▸ **EXERCISE PROMPT**
Write out the entries again exactly as they are given.
:::::
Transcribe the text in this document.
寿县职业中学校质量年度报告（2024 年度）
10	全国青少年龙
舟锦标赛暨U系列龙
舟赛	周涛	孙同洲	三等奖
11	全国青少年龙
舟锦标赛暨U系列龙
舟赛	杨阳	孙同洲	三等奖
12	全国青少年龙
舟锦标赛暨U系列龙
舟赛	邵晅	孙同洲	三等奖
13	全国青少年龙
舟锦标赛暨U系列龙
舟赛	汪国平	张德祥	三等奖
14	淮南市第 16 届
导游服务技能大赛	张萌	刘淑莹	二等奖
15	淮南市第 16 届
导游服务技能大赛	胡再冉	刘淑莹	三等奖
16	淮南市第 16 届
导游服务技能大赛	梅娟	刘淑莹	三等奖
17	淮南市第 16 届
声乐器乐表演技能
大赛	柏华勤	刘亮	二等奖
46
:::::
▸ **OUTPUT FOR THIS TASK**
Transcribe the text in this document.
寿县职业中学校质量年度报告（2024 年度）
10	全国青少年龙
舟锦标赛暨U系列龙
舟赛	周涛	孙同洲	三等奖
11	全国青少年龙
舟锦标赛暨U系列龙
舟赛	杨阳	孙同洲	三等奖
12	全国青少年龙
舟锦标赛暨U系列龙
舟赛	邵晅	孙同洲	三等奖
13	全国青少年龙
舟锦标赛暨U系列龙
舟赛	汪国平	张德祥	三等奖
14	淮南市第 16 届
导游服务技能大赛	张萌	刘淑莹	二等奖
15	淮南市第 16 届
导游服务技能大赛	胡再冉	刘淑莹	三等奖
16	淮南市第 16 届
导游服务技能大赛	梅娟	刘淑莹	三等奖
17	淮南市第 16 届
声乐器乐表演技能
大赛	柏华勤	刘亮	二等奖
46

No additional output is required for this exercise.